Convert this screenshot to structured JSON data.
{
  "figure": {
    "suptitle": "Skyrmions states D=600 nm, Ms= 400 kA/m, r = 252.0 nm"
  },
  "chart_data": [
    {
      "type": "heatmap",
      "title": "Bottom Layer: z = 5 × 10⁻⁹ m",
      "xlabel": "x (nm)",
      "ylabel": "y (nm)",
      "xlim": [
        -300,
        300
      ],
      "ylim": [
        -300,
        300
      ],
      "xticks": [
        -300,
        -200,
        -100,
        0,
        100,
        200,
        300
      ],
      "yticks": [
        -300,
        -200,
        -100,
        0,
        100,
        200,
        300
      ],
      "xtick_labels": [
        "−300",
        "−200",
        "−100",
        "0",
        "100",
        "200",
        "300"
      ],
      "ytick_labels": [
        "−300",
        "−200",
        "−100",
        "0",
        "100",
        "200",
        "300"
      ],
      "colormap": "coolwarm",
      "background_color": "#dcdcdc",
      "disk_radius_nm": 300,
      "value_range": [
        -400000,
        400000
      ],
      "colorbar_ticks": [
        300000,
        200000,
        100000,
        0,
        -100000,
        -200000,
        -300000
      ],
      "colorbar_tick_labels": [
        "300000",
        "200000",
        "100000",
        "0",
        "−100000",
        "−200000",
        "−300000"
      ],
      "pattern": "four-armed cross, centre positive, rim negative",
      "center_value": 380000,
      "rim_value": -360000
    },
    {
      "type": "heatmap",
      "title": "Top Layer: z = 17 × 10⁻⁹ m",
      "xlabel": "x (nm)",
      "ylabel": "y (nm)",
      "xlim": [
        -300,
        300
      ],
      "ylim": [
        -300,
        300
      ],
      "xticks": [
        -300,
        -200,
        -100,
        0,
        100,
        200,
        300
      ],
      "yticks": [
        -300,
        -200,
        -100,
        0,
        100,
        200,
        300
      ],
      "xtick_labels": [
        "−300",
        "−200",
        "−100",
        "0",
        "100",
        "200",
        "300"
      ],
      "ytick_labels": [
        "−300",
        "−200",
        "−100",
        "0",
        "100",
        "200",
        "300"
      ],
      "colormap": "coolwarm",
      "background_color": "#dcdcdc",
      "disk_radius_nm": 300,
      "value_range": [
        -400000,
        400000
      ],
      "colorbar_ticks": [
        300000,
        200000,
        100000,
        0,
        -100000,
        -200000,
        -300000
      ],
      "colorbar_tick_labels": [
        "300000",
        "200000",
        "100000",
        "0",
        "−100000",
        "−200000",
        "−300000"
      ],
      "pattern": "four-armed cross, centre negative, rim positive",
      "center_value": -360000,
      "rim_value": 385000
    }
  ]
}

######

• [Instruction] Copy out all of the data exactly, leaving nothing out.

• [Task output]
Convert this screenshot to structured JSON data.
{
  "figure": {
    "suptitle": "Skyrmions states D=600 nm, Ms= 400 kA/m, r = 252.0 nm"
  },
  "chart_data": [
    {
      "type": "heatmap",
      "title": "Bottom Layer: z = 5 × 10⁻⁹ m",
      "xlabel": "x (nm)",
      "ylabel": "y (nm)",
      "xlim": [
        -300,
        300
      ],
      "ylim": [
        -300,
        300
      ],
      "xticks": [
        -300,
        -200,
        -100,
        0,
        100,
        200,
        300
      ],
      "yticks": [
        -300,
        -200,
        -100,
        0,
        100,
        200,
        300
      ],
      "xtick_labels": [
        "−300",
        "−200",
        "−100",
        "0",
        "100",
        "200",
        "300"
      ],
      "ytick_labels": [
        "−300",
        "−200",
        "−100",
        "0",
        "100",
        "200",
        "300"
      ],
      "colormap": "coolwarm",
      "background_color": "#dcdcdc",
      "disk_radius_nm": 300,
      "value_range": [
        -400000,
        400000
      ],
      "colorbar_ticks": [
        300000,
        200000,
        100000,
        0,
        -100000,
        -200000,
        -300000
      ],
      "colorbar_tick_labels": [
        "300000",
        "200000",
        "100000",
        "0",
        "−100000",
        "−200000",
        "−300000"
      ],
      "pattern": "four-armed cross, centre positive, rim negative",
      "center_value": 380000,
      "rim_value": -360000
    },
    {
      "type": "heatmap",
      "title": "Top Layer: z = 17 × 10⁻⁹ m",
      "xlabel": "x (nm)",
      "ylabel": "y (nm)",
      "xlim": [
        -300,
        300
      ],
      "ylim": [
        -300,
        300
      ],
      "xticks": [
        -300,
        -200,
        -100,
        0,
        100,
        200,
        300
      ],
      "yticks": [
        -300,
        -200,
        -100,
        0,
        100,
        200,
        300
      ],
      "xtick_labels": [
        "−300",
        "−200",
        "−100",
        "0",
        "100",
        "200",
        "300"
      ],
      "ytick_labels": [
        "−300",
        "−200",
        "−100",
        "0",
        "100",
        "200",
        "300"
      ],
      "colormap": "coolwarm",
      "background_color": "#dcdcdc",
      "disk_radius_nm": 300,
      "value_range": [
        -400000,
        400000
      ],
      "colorbar_ticks": [
        300000,
        200000,
        100000,
        0,
        -100000,
        -200000,
        -300000
      ],
      "colorbar_tick_labels": [
        "300000",
        "200000",
        "100000",
        "0",
        "−100000",
        "−200000",
        "−300000"
      ],
      "pattern": "four-armed cross, centre negative, rim positive",
      "center_value": -360000,
      "rim_value": 385000
    }
  ]
}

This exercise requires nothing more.